## [Written request]
Give the number of lines in the listing below that include the word "царевне", with nothing more.

Start of Entries provided

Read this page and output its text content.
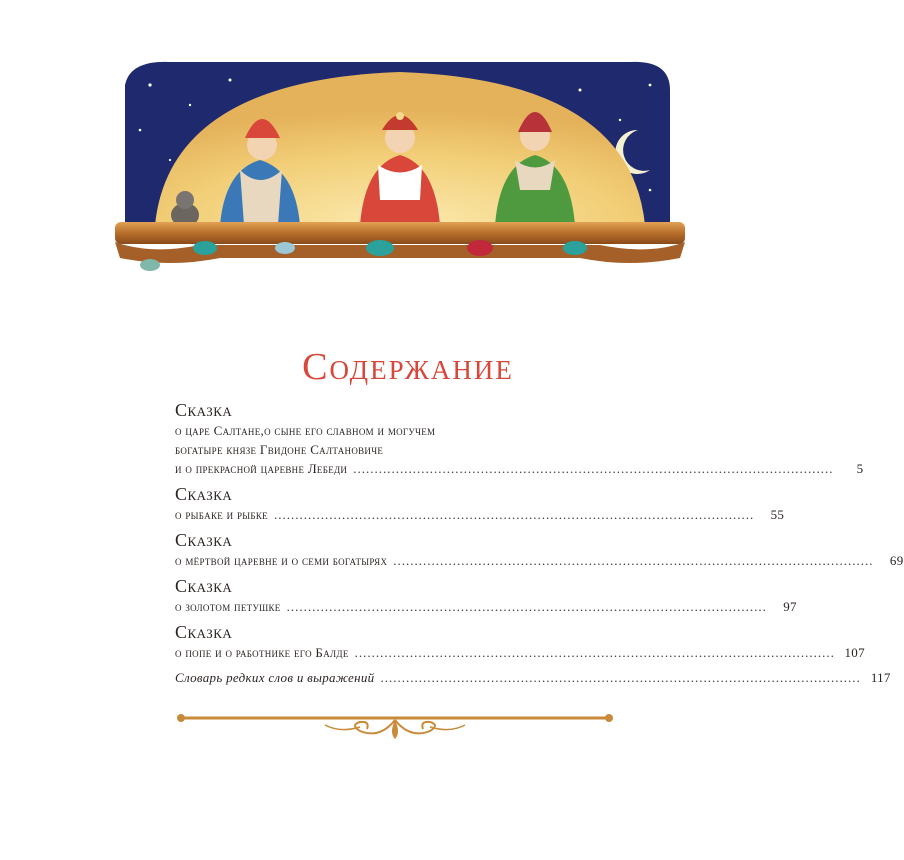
Содержание
Сказка
о царе Салтане,о сыне его славном и могучем
богатыре князе Гвидоне Салтановиче
и о прекрасной царевне Лебеди .................................................................................................................	5
Сказка
о рыбаке и рыбке .................................................................................................................	55
Сказка
о мёртвой царевне и о семи богатырях .................................................................................................................	69
Сказка
о золотом петушке .................................................................................................................	97
Сказка
о попе и о работнике его Балде ................................................................................................................. 107
Словарь редких слов и выражений ................................................................................................................. 117
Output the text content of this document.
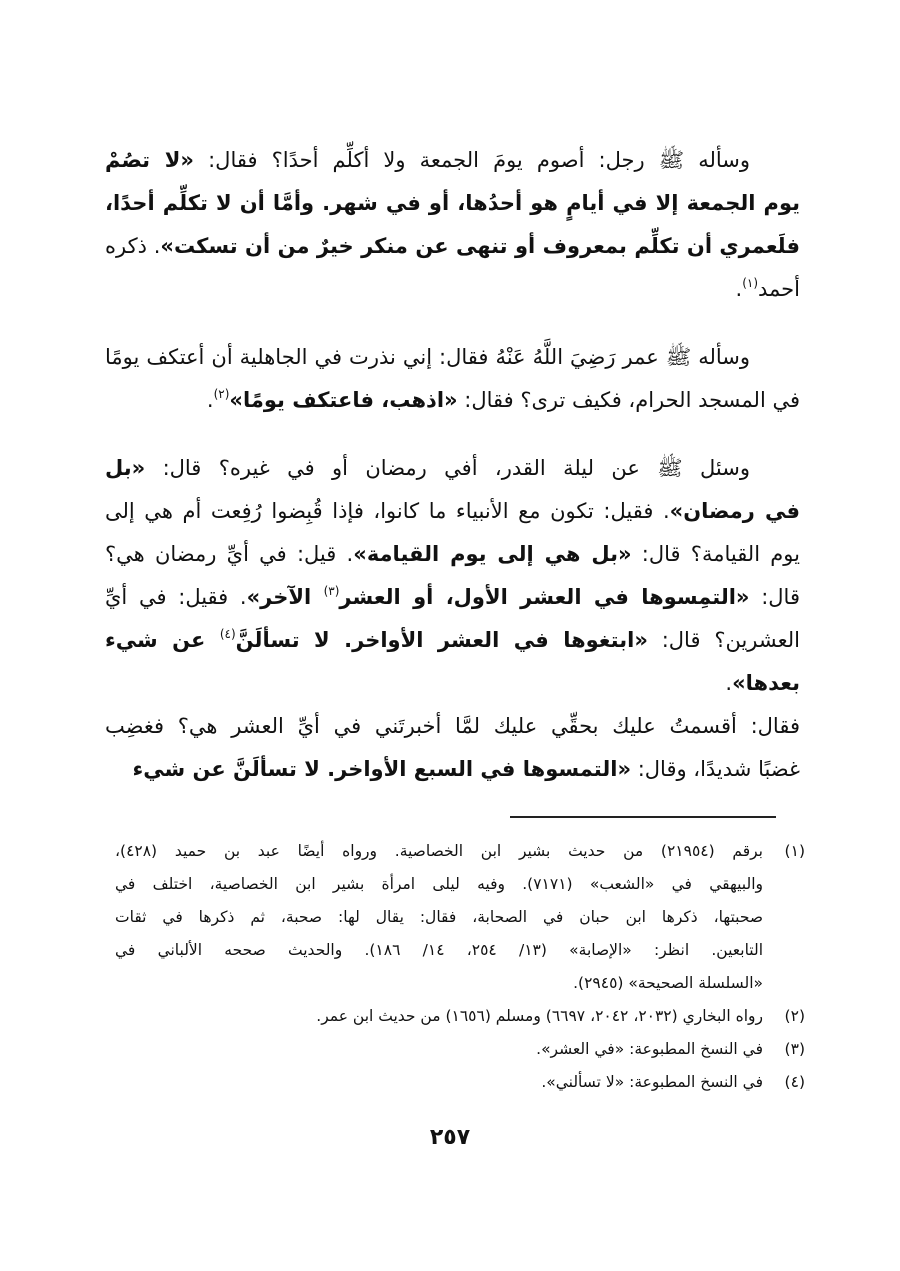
وسأله ﷺ رجل: أصوم يومَ الجمعة ولا أكلِّم أحدًا؟ فقال: «لا تصُمْ
يوم الجمعة إلا في أيامٍ هو أحدُها، أو في شهر. وأمَّا أن لا تكلِّم أحدًا،
فلَعمري أن تكلِّم بمعروف أو تنهى عن منكر خيرٌ من أن تسكت». ذكره
أحمد$^{(١)}$.
وسأله ﷺ عمر رَضِيَ اللَّهُ عَنْهُ فقال: إني نذرت في الجاهلية أن أعتكف يومًا
في المسجد الحرام، فكيف ترى؟ فقال: «اذهب، فاعتكف يومًا»$^{(٢)}$.
وسئل ﷺ عن ليلة القدر، أفي رمضان أو في غيره؟ قال: «بل
في رمضان». فقيل: تكون مع الأنبياء ما كانوا، فإذا قُبِضوا رُفِعت أم هي إلى
يوم القيامة؟ قال: «بل هي إلى يوم القيامة». قيل: في أيِّ رمضان هي؟
قال: «التمِسوها في العشر الأول، أو العشر$^{(٣)}$ الآخر». فقيل: في أيِّ
العشرين؟ قال: «ابتغوها في العشر الأواخر. لا تسألَنَّ$^{(٤)}$ عن شيء بعدها».
فقال: أقسمتُ عليك بحقِّي عليك لمَّا أخبرتَني في أيِّ العشر هي؟ فغضِب
غضبًا شديدًا، وقال: «التمسوها في السبع الأواخر. لا تسألَنَّ عن شيء
(١)
برقم (٢١٩٥٤) من حديث بشير ابن الخصاصية. ورواه أيضًا عبد بن حميد (٤٢٨)،
والبيهقي في «الشعب» (٧١٧١). وفيه ليلى امرأة بشير ابن الخصاصية، اختلف في
صحبتها، ذكرها ابن حبان في الصحابة، فقال: يقال لها: صحبة، ثم ذكرها في ثقات
التابعين. انظر: «الإصابة» (١٣/ ٢٥٤، ١٤/ ١٨٦). والحديث صححه الألباني في
«السلسلة الصحيحة» (٢٩٤٥).
(٢)
رواه البخاري (٢٠٣٢، ٢٠٤٢، ٦٦٩٧) ومسلم (١٦٥٦) من حديث ابن عمر.
(٣)
في النسخ المطبوعة: «في العشر».
(٤)
في النسخ المطبوعة: «لا تسألني».
٢٥٧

End of Entries provided

## [Solution to the problem]
2